::: DATA FOR PROCESSING

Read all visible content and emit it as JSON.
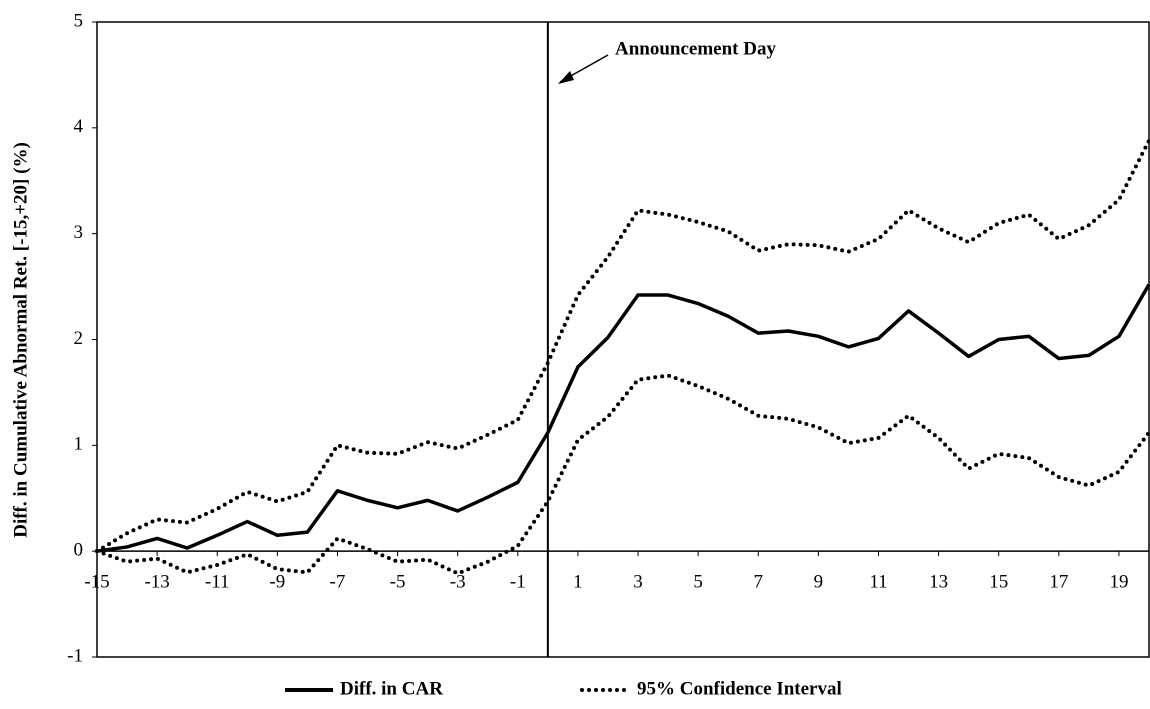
{
  "chart_data": {
    "type": "line",
    "y_label": "Diff. in Cumulative Abnormal Ret. [-15,+20] (%)",
    "x": [
      -15,
      -14,
      -13,
      -12,
      -11,
      -10,
      -9,
      -8,
      -7,
      -6,
      -5,
      -4,
      -3,
      -2,
      -1,
      0,
      1,
      2,
      3,
      4,
      5,
      6,
      7,
      8,
      9,
      10,
      11,
      12,
      13,
      14,
      15,
      16,
      17,
      18,
      19,
      20
    ],
    "series": [
      {
        "name": "Diff. in CAR",
        "color": "#000000",
        "values": [
          0.0,
          0.04,
          0.12,
          0.03,
          0.15,
          0.28,
          0.15,
          0.18,
          0.57,
          0.48,
          0.41,
          0.48,
          0.38,
          0.51,
          0.65,
          1.12,
          1.74,
          2.02,
          2.42,
          2.42,
          2.34,
          2.22,
          2.06,
          2.08,
          2.03,
          1.93,
          2.01,
          2.27,
          2.06,
          1.84,
          2.0,
          2.03,
          1.82,
          1.85,
          2.03,
          2.52
        ]
      },
      {
        "name": "95% Confidence Interval",
        "color": "#000000",
        "upper": [
          0.0,
          0.17,
          0.3,
          0.27,
          0.4,
          0.56,
          0.47,
          0.56,
          1.0,
          0.93,
          0.92,
          1.03,
          0.97,
          1.1,
          1.24,
          1.78,
          2.42,
          2.78,
          3.22,
          3.18,
          3.11,
          3.02,
          2.84,
          2.9,
          2.89,
          2.83,
          2.95,
          3.22,
          3.05,
          2.92,
          3.1,
          3.18,
          2.95,
          3.08,
          3.32,
          3.88
        ],
        "lower": [
          0.0,
          -0.1,
          -0.07,
          -0.2,
          -0.13,
          -0.03,
          -0.17,
          -0.2,
          0.12,
          0.02,
          -0.1,
          -0.08,
          -0.21,
          -0.1,
          0.05,
          0.47,
          1.05,
          1.27,
          1.62,
          1.66,
          1.56,
          1.44,
          1.28,
          1.25,
          1.17,
          1.02,
          1.07,
          1.28,
          1.07,
          0.78,
          0.92,
          0.88,
          0.7,
          0.62,
          0.75,
          1.12
        ]
      }
    ],
    "annotation": {
      "text": "Announcement Day",
      "x": 0
    },
    "xlim": [
      -15,
      20
    ],
    "xticks": [
      -15,
      -13,
      -11,
      -9,
      -7,
      -5,
      -3,
      -1,
      1,
      3,
      5,
      7,
      9,
      11,
      13,
      15,
      17,
      19
    ],
    "ylim": [
      -1,
      5
    ],
    "yticks": [
      -1,
      0,
      1,
      2,
      3,
      4,
      5
    ],
    "grid": false
  }
}
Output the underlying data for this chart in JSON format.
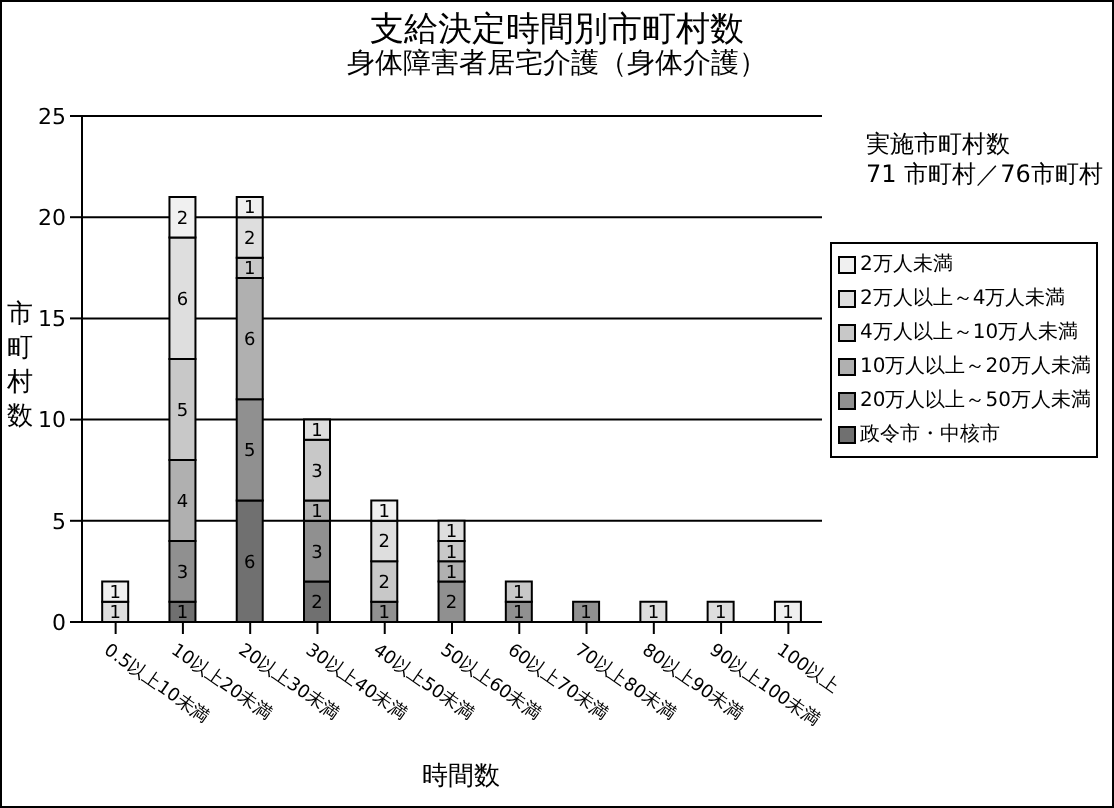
{
  "chart_data": {
    "type": "bar",
    "title": "支給決定時間別市町村数",
    "subtitle": "身体障害者居宅介護（身体介護）",
    "xlabel": "時間数",
    "ylabel": "市町村数",
    "annotations": [
      "実施市町村数",
      "71 市町村／76市町村"
    ],
    "categories": [
      "0.5以上10未満",
      "10以上20未満",
      "20以上30未満",
      "30以上40未満",
      "40以上50未満",
      "50以上60未満",
      "60以上70未満",
      "70以上80未満",
      "80以上90未満",
      "90以上100未満",
      "100以上"
    ],
    "stacked": true,
    "ylim": [
      0,
      25
    ],
    "yticks": [
      0,
      5,
      10,
      15,
      20,
      25
    ],
    "grid": "y",
    "legend": "right",
    "data_labels": true,
    "series": [
      {
        "name": "政令市・中核市",
        "color": "#707070",
        "values": [
          null,
          1,
          6,
          2,
          null,
          null,
          null,
          null,
          null,
          null,
          null
        ]
      },
      {
        "name": "20万人以上～50万人未満",
        "color": "#909090",
        "values": [
          null,
          3,
          5,
          3,
          1,
          2,
          1,
          1,
          null,
          null,
          null
        ]
      },
      {
        "name": "10万人以上～20万人未満",
        "color": "#b0b0b0",
        "values": [
          null,
          4,
          6,
          1,
          null,
          1,
          null,
          null,
          null,
          null,
          null
        ]
      },
      {
        "name": "4万人以上～10万人未満",
        "color": "#c8c8c8",
        "values": [
          null,
          5,
          1,
          3,
          2,
          1,
          1,
          null,
          null,
          null,
          null
        ]
      },
      {
        "name": "2万人以上～4万人未満",
        "color": "#dedede",
        "values": [
          1,
          6,
          2,
          1,
          2,
          1,
          null,
          null,
          1,
          1,
          null
        ]
      },
      {
        "name": "2万人未満",
        "color": "#f0f0f0",
        "values": [
          1,
          2,
          1,
          null,
          1,
          null,
          null,
          null,
          null,
          null,
          1
        ]
      }
    ]
  }
}
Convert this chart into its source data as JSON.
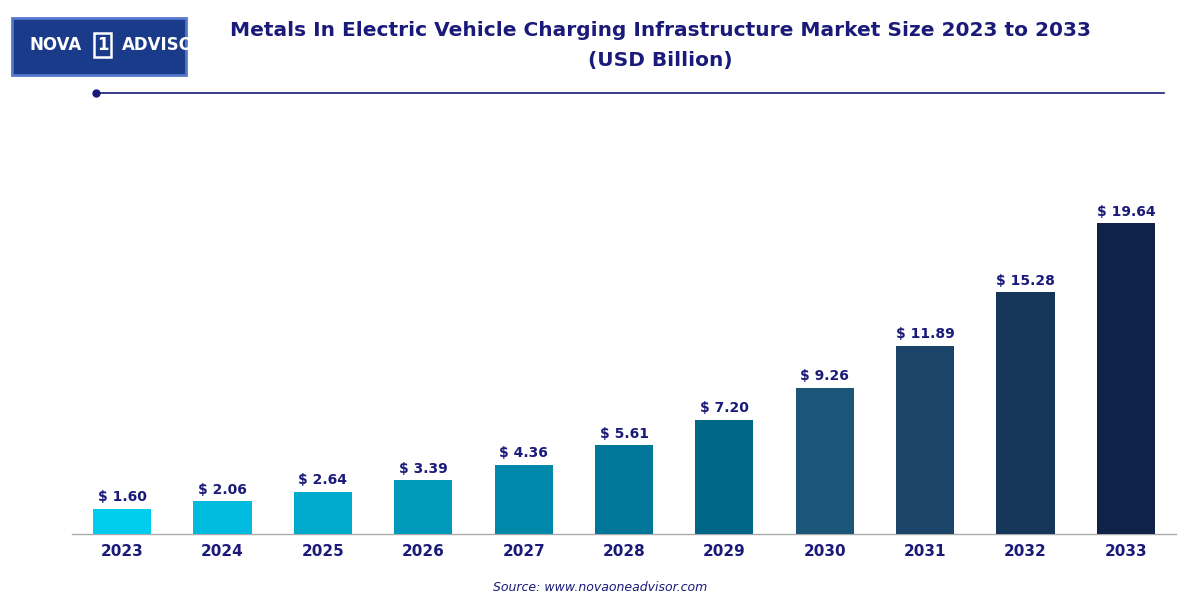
{
  "years": [
    "2023",
    "2024",
    "2025",
    "2026",
    "2027",
    "2028",
    "2029",
    "2030",
    "2031",
    "2032",
    "2033"
  ],
  "values": [
    1.6,
    2.06,
    2.64,
    3.39,
    4.36,
    5.61,
    7.2,
    9.26,
    11.89,
    15.28,
    19.64
  ],
  "bar_colors": [
    "#00CCEE",
    "#00BBDD",
    "#00AACC",
    "#0099BB",
    "#0088AA",
    "#007799",
    "#006688",
    "#1B5578",
    "#1B4468",
    "#153658",
    "#0F2248"
  ],
  "title_line1": "Metals In Electric Vehicle Charging Infrastructure Market Size 2023 to 2033",
  "title_line2": "(USD Billion)",
  "title_color": "#1a1a7a",
  "source_text": "Source: www.novaoneadvisor.com",
  "source_color": "#1a1a7a",
  "label_color": "#1a1a7a",
  "bg_color": "#ffffff",
  "plot_bg_color": "#ffffff",
  "grid_color": "#ccccdd",
  "ylim": [
    0,
    22
  ],
  "title_fontsize": 14.5,
  "label_fontsize": 10,
  "tick_fontsize": 11,
  "bar_width": 0.58,
  "separator_line_color": "#1a1a7a",
  "logo_bg_color": "#1a3a8a",
  "logo_border_color": "#5577cc"
}
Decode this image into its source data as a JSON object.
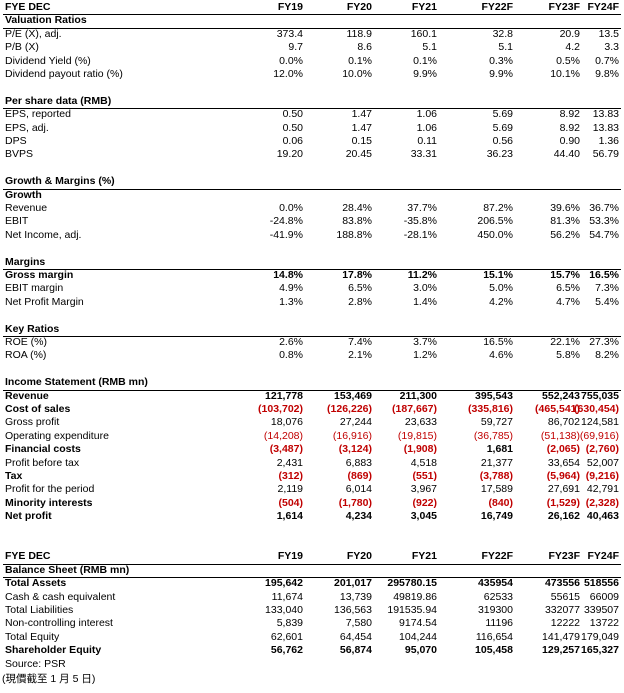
{
  "tables": [
    {
      "header": [
        "FYE DEC",
        "FY19",
        "FY20",
        "FY21",
        "FY22F",
        "FY23F",
        "FY24F"
      ],
      "sections": [
        {
          "title": "Valuation Ratios",
          "rows": [
            {
              "label": "P/E (X), adj.",
              "values": [
                "373.4",
                "118.9",
                "160.1",
                "32.8",
                "20.9",
                "13.5"
              ]
            },
            {
              "label": "P/B (X)",
              "values": [
                "9.7",
                "8.6",
                "5.1",
                "5.1",
                "4.2",
                "3.3"
              ]
            },
            {
              "label": "Dividend Yield (%)",
              "values": [
                "0.0%",
                "0.1%",
                "0.1%",
                "0.3%",
                "0.5%",
                "0.7%"
              ]
            },
            {
              "label": "Dividend payout ratio (%)",
              "values": [
                "12.0%",
                "10.0%",
                "9.9%",
                "9.9%",
                "10.1%",
                "9.8%"
              ]
            }
          ]
        },
        {
          "title": "Per share data (RMB)",
          "rows": [
            {
              "label": "EPS, reported",
              "values": [
                "0.50",
                "1.47",
                "1.06",
                "5.69",
                "8.92",
                "13.83"
              ]
            },
            {
              "label": "EPS, adj.",
              "values": [
                "0.50",
                "1.47",
                "1.06",
                "5.69",
                "8.92",
                "13.83"
              ]
            },
            {
              "label": "DPS",
              "values": [
                "0.06",
                "0.15",
                "0.11",
                "0.56",
                "0.90",
                "1.36"
              ]
            },
            {
              "label": "BVPS",
              "values": [
                "19.20",
                "20.45",
                "33.31",
                "36.23",
                "44.40",
                "56.79"
              ]
            }
          ]
        },
        {
          "title": "Growth & Margins (%)",
          "rows": [
            {
              "label": "Growth",
              "bold": true,
              "values": []
            },
            {
              "label": "Revenue",
              "values": [
                "0.0%",
                "28.4%",
                "37.7%",
                "87.2%",
                "39.6%",
                "36.7%"
              ]
            },
            {
              "label": "EBIT",
              "values": [
                "-24.8%",
                "83.8%",
                "-35.8%",
                "206.5%",
                "81.3%",
                "53.3%"
              ]
            },
            {
              "label": "Net Income, adj.",
              "values": [
                "-41.9%",
                "188.8%",
                "-28.1%",
                "450.0%",
                "56.2%",
                "54.7%"
              ]
            }
          ]
        },
        {
          "title": "Margins",
          "rows": [
            {
              "label": "Gross margin",
              "bold": true,
              "values": [
                "14.8%",
                "17.8%",
                "11.2%",
                "15.1%",
                "15.7%",
                "16.5%"
              ]
            },
            {
              "label": "EBIT margin",
              "values": [
                "4.9%",
                "6.5%",
                "3.0%",
                "5.0%",
                "6.5%",
                "7.3%"
              ]
            },
            {
              "label": "Net Profit Margin",
              "values": [
                "1.3%",
                "2.8%",
                "1.4%",
                "4.2%",
                "4.7%",
                "5.4%"
              ]
            }
          ]
        },
        {
          "title": "Key Ratios",
          "rows": [
            {
              "label": "ROE (%)",
              "values": [
                "2.6%",
                "7.4%",
                "3.7%",
                "16.5%",
                "22.1%",
                "27.3%"
              ]
            },
            {
              "label": "ROA (%)",
              "values": [
                "0.8%",
                "2.1%",
                "1.2%",
                "4.6%",
                "5.8%",
                "8.2%"
              ]
            }
          ]
        },
        {
          "title": "Income Statement (RMB mn)",
          "rows": [
            {
              "label": "Revenue",
              "bold": true,
              "values": [
                "121,778",
                "153,469",
                "211,300",
                "395,543",
                "552,243",
                "755,035"
              ]
            },
            {
              "label": "Cost of sales",
              "bold": true,
              "values": [
                "(103,702)",
                "(126,226)",
                "(187,667)",
                "(335,816)",
                "(465,541)",
                "(630,454)"
              ]
            },
            {
              "label": "Gross profit",
              "values": [
                "18,076",
                "27,244",
                "23,633",
                "59,727",
                "86,702",
                "124,581"
              ]
            },
            {
              "label": "Operating expenditure",
              "values": [
                "(14,208)",
                "(16,916)",
                "(19,815)",
                "(36,785)",
                "(51,138)",
                "(69,916)"
              ]
            },
            {
              "label": "Financial costs",
              "bold": true,
              "values": [
                "(3,487)",
                "(3,124)",
                "(1,908)",
                "1,681",
                "(2,065)",
                "(2,760)"
              ]
            },
            {
              "label": "Profit before tax",
              "values": [
                "2,431",
                "6,883",
                "4,518",
                "21,377",
                "33,654",
                "52,007"
              ]
            },
            {
              "label": "Tax",
              "bold": true,
              "values": [
                "(312)",
                "(869)",
                "(551)",
                "(3,788)",
                "(5,964)",
                "(9,216)"
              ]
            },
            {
              "label": "Profit for the period",
              "values": [
                "2,119",
                "6,014",
                "3,967",
                "17,589",
                "27,691",
                "42,791"
              ]
            },
            {
              "label": "Minority interests",
              "bold": true,
              "values": [
                "(504)",
                "(1,780)",
                "(922)",
                "(840)",
                "(1,529)",
                "(2,328)"
              ]
            },
            {
              "label": "Net profit",
              "bold": true,
              "values": [
                "1,614",
                "4,234",
                "3,045",
                "16,749",
                "26,162",
                "40,463"
              ]
            }
          ]
        }
      ]
    },
    {
      "header": [
        "FYE DEC",
        "FY19",
        "FY20",
        "FY21",
        "FY22F",
        "FY23F",
        "FY24F"
      ],
      "sections": [
        {
          "title": "Balance Sheet (RMB mn)",
          "rows": [
            {
              "label": "Total Assets",
              "bold": true,
              "values": [
                "195,642",
                "201,017",
                "295780.15",
                "435954",
                "473556",
                "518556"
              ]
            },
            {
              "label": "Cash & cash equivalent",
              "values": [
                "11,674",
                "13,739",
                "49819.86",
                "62533",
                "55615",
                "66009"
              ]
            },
            {
              "label": "Total Liabilities",
              "values": [
                "133,040",
                "136,563",
                "191535.94",
                "319300",
                "332077",
                "339507"
              ]
            },
            {
              "label": "Non-controlling interest",
              "values": [
                "5,839",
                "7,580",
                "9174.54",
                "11196",
                "12222",
                "13722"
              ]
            },
            {
              "label": "Total Equity",
              "values": [
                "62,601",
                "64,454",
                "104,244",
                "116,654",
                "141,479",
                "179,049"
              ]
            },
            {
              "label": "Shareholder Equity",
              "bold": true,
              "values": [
                "56,762",
                "56,874",
                "95,070",
                "105,458",
                "129,257",
                "165,327"
              ]
            }
          ]
        }
      ]
    }
  ],
  "footer": {
    "source": "Source: PSR",
    "note": "(現價截至 1 月 5 日)"
  }
}
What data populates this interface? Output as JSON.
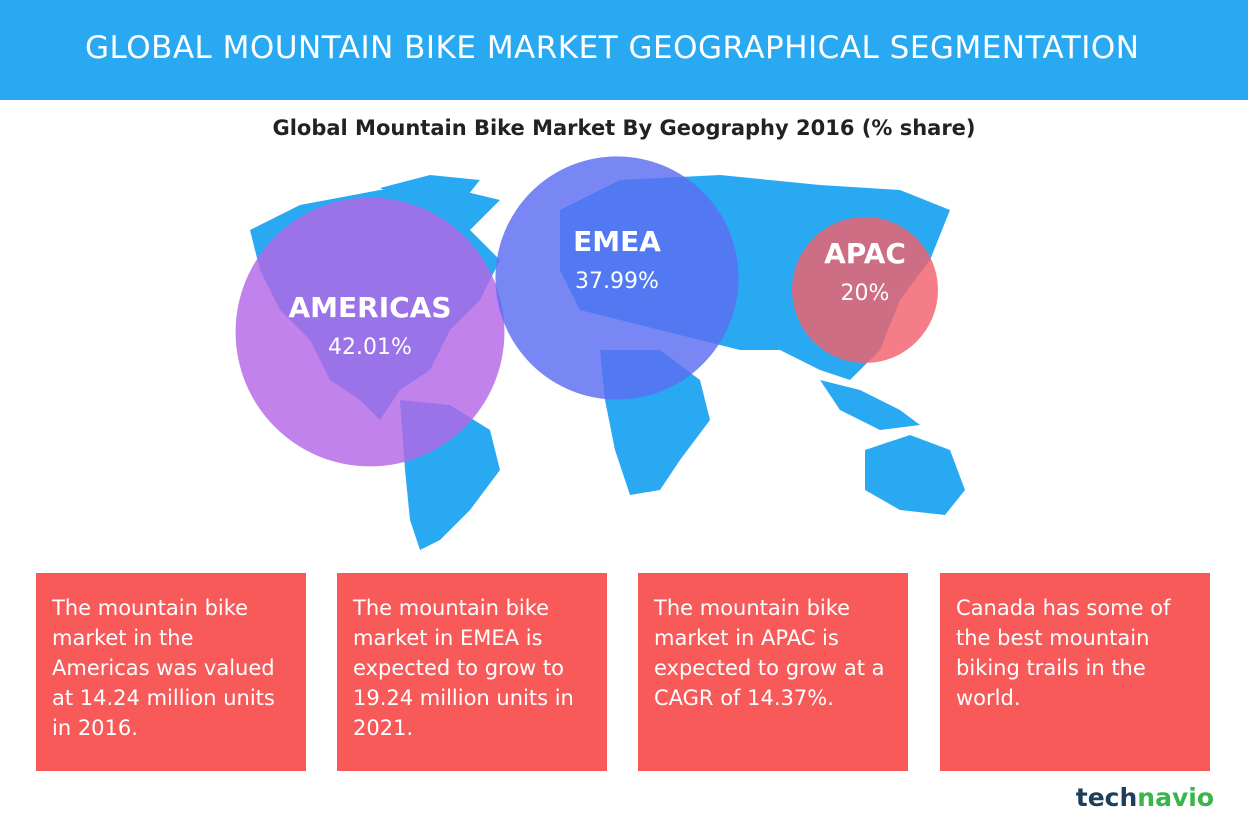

::::::

* [TASK TO CARRY OUT]:
Look through the material above and pick out each line holding the word "Output".

* [RESULT OF THIS EXERCISE]:
Output the underlying data for this chart in JSON format.
What data populates this interface? Output as JSON.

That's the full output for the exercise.